Return each line holding the string "Enter".

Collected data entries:
★ ★ ★ ★ ★

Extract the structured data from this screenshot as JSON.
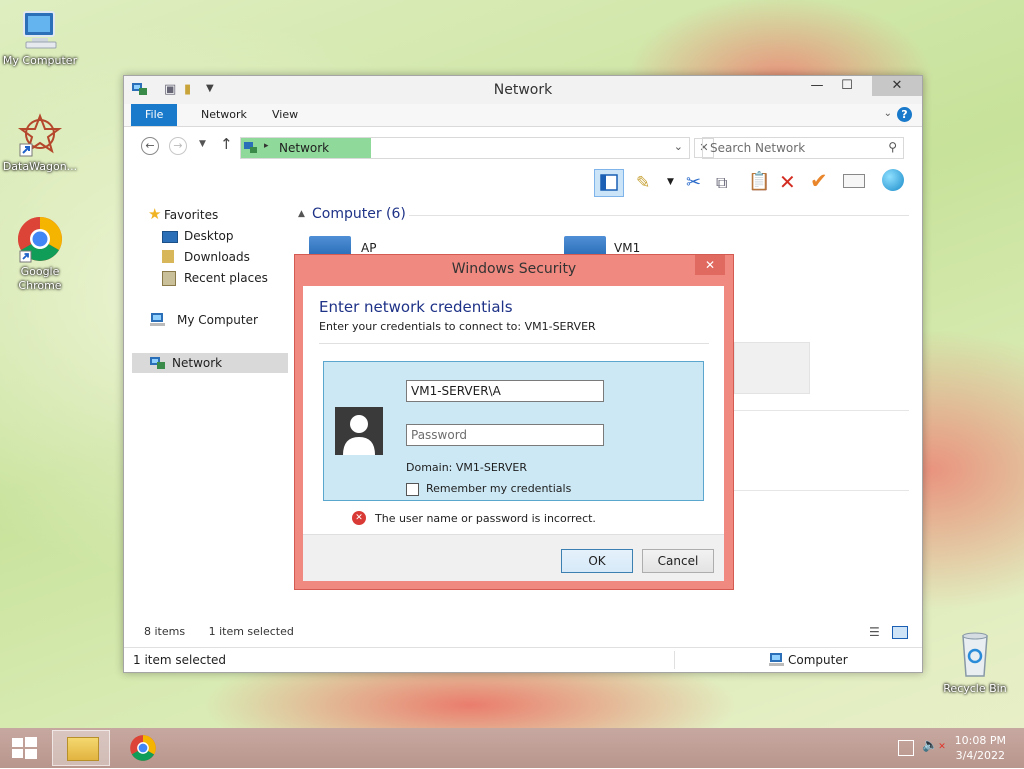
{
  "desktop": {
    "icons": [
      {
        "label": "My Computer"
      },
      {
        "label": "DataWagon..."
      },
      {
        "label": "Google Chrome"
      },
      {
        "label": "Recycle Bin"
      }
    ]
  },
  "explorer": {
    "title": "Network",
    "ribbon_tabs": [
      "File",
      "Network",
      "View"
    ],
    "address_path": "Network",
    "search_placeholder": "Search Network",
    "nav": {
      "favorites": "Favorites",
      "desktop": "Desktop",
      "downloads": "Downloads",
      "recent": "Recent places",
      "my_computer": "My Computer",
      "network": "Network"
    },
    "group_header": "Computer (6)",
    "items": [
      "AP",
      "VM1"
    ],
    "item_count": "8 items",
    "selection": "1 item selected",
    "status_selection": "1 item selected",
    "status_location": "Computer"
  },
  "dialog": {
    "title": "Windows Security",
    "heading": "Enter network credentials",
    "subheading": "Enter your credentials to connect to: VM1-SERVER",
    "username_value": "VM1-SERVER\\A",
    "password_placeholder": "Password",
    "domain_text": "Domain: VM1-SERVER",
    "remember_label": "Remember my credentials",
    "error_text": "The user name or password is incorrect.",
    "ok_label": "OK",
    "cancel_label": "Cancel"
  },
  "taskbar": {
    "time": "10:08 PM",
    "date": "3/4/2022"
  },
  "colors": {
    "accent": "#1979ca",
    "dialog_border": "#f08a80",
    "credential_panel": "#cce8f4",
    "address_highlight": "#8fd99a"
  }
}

★ ★ ★ ★ ★

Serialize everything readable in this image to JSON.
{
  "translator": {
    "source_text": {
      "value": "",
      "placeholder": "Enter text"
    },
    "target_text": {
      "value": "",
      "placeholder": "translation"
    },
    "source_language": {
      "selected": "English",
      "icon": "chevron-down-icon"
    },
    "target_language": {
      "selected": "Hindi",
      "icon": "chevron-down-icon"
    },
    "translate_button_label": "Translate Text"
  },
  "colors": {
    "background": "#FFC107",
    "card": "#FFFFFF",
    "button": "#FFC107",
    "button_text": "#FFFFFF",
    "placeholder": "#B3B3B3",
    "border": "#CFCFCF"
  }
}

★ ★ ★ ★ ★

Task response:
    "heading": "Enter network credentials",
    "subheading": "Enter your credentials to connect to: VM1-SERVER",
      "placeholder": "Enter text"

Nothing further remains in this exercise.